## Begin

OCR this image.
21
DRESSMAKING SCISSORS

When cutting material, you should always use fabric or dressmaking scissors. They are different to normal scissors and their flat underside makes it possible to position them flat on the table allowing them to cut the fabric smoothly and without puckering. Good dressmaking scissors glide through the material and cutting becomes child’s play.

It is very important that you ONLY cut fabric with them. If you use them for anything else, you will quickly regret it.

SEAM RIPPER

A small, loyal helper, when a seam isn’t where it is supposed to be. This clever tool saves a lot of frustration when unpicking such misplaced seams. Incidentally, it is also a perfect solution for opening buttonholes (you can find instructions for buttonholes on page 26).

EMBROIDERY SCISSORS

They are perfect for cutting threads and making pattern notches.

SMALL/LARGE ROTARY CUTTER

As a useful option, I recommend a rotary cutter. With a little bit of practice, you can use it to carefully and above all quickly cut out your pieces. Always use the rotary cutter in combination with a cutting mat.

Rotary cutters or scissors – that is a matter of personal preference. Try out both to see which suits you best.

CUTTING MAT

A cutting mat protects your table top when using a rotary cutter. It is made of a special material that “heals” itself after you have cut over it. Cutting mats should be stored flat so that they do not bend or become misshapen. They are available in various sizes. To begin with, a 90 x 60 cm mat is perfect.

## End

* Exercise task *
List the lines of the entries that include "them".

* Solution to the problem *
When cutting material, you should always use fabric or dressmaking scissors. They are different to normal scissors and their flat underside makes it possible to position them flat on the table allowing them to cut the fabric smoothly and without puckering. Good dressmaking scissors glide through the material and cutting becomes child’s play.
It is very important that you ONLY cut fabric with them. If you use them for anything else, you will quickly regret it.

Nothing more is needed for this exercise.